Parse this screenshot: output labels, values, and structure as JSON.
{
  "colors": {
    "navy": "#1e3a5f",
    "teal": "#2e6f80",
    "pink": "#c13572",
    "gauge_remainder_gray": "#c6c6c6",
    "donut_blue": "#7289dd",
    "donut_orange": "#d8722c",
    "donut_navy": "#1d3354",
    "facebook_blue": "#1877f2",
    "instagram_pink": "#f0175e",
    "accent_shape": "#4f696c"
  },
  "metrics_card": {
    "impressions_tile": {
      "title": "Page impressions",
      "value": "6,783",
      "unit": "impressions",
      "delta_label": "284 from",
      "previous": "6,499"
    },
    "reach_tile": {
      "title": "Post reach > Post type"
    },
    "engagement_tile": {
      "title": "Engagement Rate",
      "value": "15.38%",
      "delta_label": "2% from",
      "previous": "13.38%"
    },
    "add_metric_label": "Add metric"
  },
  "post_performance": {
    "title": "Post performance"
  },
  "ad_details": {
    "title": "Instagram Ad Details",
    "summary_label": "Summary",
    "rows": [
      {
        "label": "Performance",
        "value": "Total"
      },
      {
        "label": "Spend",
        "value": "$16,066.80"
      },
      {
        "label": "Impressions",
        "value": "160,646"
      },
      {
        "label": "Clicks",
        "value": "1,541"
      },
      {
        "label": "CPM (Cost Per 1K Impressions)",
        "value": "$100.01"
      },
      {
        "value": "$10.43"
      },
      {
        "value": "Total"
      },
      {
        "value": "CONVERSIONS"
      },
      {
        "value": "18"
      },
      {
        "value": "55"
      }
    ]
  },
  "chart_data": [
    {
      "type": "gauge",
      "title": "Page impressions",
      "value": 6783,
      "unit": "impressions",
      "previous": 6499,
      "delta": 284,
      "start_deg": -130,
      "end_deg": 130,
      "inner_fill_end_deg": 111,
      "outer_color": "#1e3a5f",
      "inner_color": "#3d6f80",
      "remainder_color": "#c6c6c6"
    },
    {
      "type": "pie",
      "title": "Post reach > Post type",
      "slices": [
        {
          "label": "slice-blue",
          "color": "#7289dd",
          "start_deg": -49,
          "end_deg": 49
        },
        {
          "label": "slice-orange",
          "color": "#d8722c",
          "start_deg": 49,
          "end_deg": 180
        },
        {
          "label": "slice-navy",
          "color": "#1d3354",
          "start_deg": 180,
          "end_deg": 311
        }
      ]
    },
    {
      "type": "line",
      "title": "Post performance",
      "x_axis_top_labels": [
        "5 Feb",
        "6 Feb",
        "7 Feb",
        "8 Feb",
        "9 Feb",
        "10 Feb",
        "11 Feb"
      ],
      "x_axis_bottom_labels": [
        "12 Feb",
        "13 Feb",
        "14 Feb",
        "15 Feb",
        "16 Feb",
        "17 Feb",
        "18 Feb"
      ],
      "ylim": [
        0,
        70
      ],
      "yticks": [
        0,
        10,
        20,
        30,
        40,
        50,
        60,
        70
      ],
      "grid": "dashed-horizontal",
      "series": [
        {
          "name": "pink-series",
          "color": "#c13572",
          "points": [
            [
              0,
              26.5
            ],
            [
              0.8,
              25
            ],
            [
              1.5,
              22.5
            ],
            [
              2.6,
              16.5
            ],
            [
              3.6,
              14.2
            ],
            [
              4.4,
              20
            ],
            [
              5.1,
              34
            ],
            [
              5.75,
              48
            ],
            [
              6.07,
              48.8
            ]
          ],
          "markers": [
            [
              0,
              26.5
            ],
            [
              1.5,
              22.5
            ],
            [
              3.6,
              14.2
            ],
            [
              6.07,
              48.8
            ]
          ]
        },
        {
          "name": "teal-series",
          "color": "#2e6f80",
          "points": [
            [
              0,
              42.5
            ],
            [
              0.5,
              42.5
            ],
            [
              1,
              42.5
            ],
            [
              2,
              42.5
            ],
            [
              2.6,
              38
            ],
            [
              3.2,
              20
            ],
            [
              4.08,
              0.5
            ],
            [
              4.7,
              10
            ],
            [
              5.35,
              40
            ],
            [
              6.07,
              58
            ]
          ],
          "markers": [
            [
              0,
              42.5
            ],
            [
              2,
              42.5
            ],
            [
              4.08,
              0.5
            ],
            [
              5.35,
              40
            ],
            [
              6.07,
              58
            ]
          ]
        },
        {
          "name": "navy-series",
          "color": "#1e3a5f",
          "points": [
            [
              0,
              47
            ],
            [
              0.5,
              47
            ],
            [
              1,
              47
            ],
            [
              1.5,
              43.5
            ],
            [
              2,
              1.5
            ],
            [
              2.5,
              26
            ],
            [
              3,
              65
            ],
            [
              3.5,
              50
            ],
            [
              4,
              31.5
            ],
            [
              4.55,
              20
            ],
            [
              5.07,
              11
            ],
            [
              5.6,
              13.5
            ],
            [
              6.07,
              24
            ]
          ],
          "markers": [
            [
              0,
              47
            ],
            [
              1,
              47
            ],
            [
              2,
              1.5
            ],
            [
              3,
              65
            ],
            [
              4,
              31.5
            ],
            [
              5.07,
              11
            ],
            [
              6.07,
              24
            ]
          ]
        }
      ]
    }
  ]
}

### Work instructions
Search the entries for "previous" and copy out each line that has it.

### Reply to the exercise
      "previous": "6,499"
      "previous": "13.38%"
      "previous": 6499,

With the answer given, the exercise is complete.